Your objective: Retype each line of the material exactly, please, skipping any picture in it.

--- Material for the task ---

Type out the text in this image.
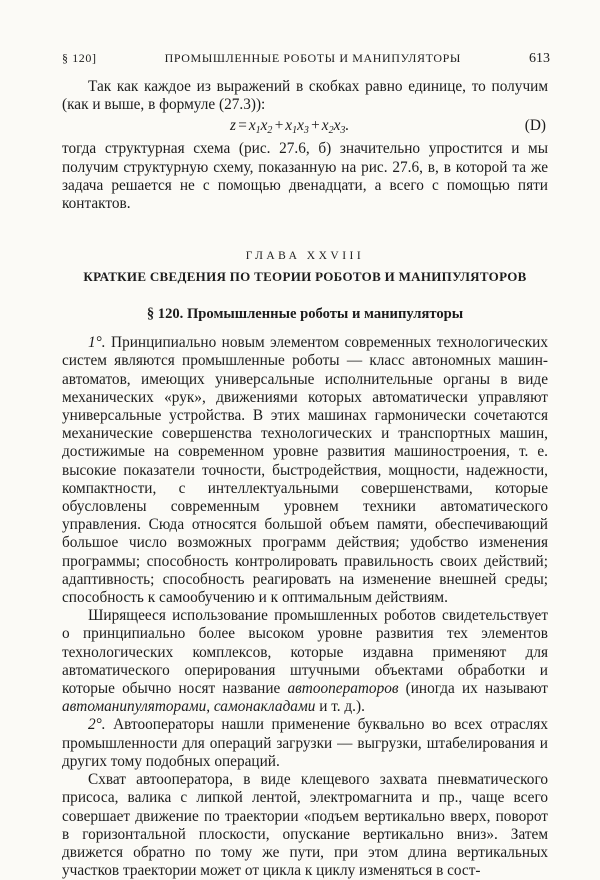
§ 120]	ПРОМЫШЛЕННЫЕ РОБОТЫ И МАНИПУЛЯТОРЫ	613

Так как каждое из выражений в скобках равно единице, то получим (как и выше, в формуле (27.3)):

z = $x_1x_2$ + $x_1x_3$ + $x_2x_3$.	(D)

тогда структурная схема (рис. 27.6, б) значительно упростится и мы получим структурную схему, показанную на рис. 27.6, в, в которой та же задача решается не с помощью двенадцати, а всего с помощью пяти контактов.

ГЛАВА XXVIII
КРАТКИЕ СВЕДЕНИЯ ПО ТЕОРИИ РОБОТОВ И МАНИПУЛЯТОРОВ
§ 120. Промышленные роботы и манипуляторы

1°. Принципиально новым элементом современных технологических систем являются промышленные роботы — класс автономных машин-автоматов, имеющих универсальные исполнительные органы в виде механических «рук», движениями которых автоматически управляют универсальные устройства. В этих машинах гармонически сочетаются механические совершенства технологических и транспортных машин, достижимые на современном уровне развития машиностроения, т. е. высокие показатели точности, быстродействия, мощности, надежности, компактности, с интеллектуальными совершенствами, которые обусловлены современным уровнем техники автоматического управления. Сюда относятся большой объем памяти, обеспечивающий большое число возможных программ действия; удобство изменения программы; способность контролировать правильность своих действий; адаптивность; способность реагировать на изменение внешней среды; способность к самообучению и к оптимальным действиям.

Ширящееся использование промышленных роботов свидетельствует о принципиально более высоком уровне развития тех элементов технологических комплексов, которые издавна применяют для автоматического оперирования штучными объектами обработки и которые обычно носят название автооператоров (иногда их называют автоманипуляторами, самонакладами и т. д.).

2°. Автооператоры нашли применение буквально во всех отраслях промышленности для операций загрузки — выгрузки, штабелирования и других тому подобных операций.

Схват автооператора, в виде клещевого захвата пневматического присоса, валика с липкой лентой, электромагнита и пр., чаще всего совершает движение по траектории «подъем вертикально вверх, поворот в горизонтальной плоскости, опускание вертикально вниз». Затем движется обратно по тому же пути, при этом длина вертикальных участков траектории может от цикла к циклу изменяться в сост-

---

Solution to this problem:
Type out the text in this image.
§ 120]	ПРОМЫШЛЕННЫЕ РОБОТЫ И МАНИПУЛЯТОРЫ	613

Так как каждое из выражений в скобках равно единице, то получим (как и выше, в формуле (27.3)):

z = $x_1x_2$ + $x_1x_3$ + $x_2x_3$.	(D)

тогда структурная схема (рис. 27.6, б) значительно упростится и мы получим структурную схему, показанную на рис. 27.6, в, в которой та же задача решается не с помощью двенадцати, а всего с помощью пяти контактов.

ГЛАВА XXVIII
КРАТКИЕ СВЕДЕНИЯ ПО ТЕОРИИ РОБОТОВ И МАНИПУЛЯТОРОВ
§ 120. Промышленные роботы и манипуляторы

1°. Принципиально новым элементом современных технологических систем являются промышленные роботы — класс автономных машин-автоматов, имеющих универсальные исполнительные органы в виде механических «рук», движениями которых автоматически управляют универсальные устройства. В этих машинах гармонически сочетаются механические совершенства технологических и транспортных машин, достижимые на современном уровне развития машиностроения, т. е. высокие показатели точности, быстродействия, мощности, надежности, компактности, с интеллектуальными совершенствами, которые обусловлены современным уровнем техники автоматического управления. Сюда относятся большой объем памяти, обеспечивающий большое число возможных программ действия; удобство изменения программы; способность контролировать правильность своих действий; адаптивность; способность реагировать на изменение внешней среды; способность к самообучению и к оптимальным действиям.

Ширящееся использование промышленных роботов свидетельствует о принципиально более высоком уровне развития тех элементов технологических комплексов, которые издавна применяют для автоматического оперирования штучными объектами обработки и которые обычно носят название автооператоров (иногда их называют автоманипуляторами, самонакладами и т. д.).

2°. Автооператоры нашли применение буквально во всех отраслях промышленности для операций загрузки — выгрузки, штабелирования и других тому подобных операций.

Схват автооператора, в виде клещевого захвата пневматического присоса, валика с липкой лентой, электромагнита и пр., чаще всего совершает движение по траектории «подъем вертикально вверх, поворот в горизонтальной плоскости, опускание вертикально вниз». Затем движется обратно по тому же пути, при этом длина вертикальных участков траектории может от цикла к циклу изменяться в сост-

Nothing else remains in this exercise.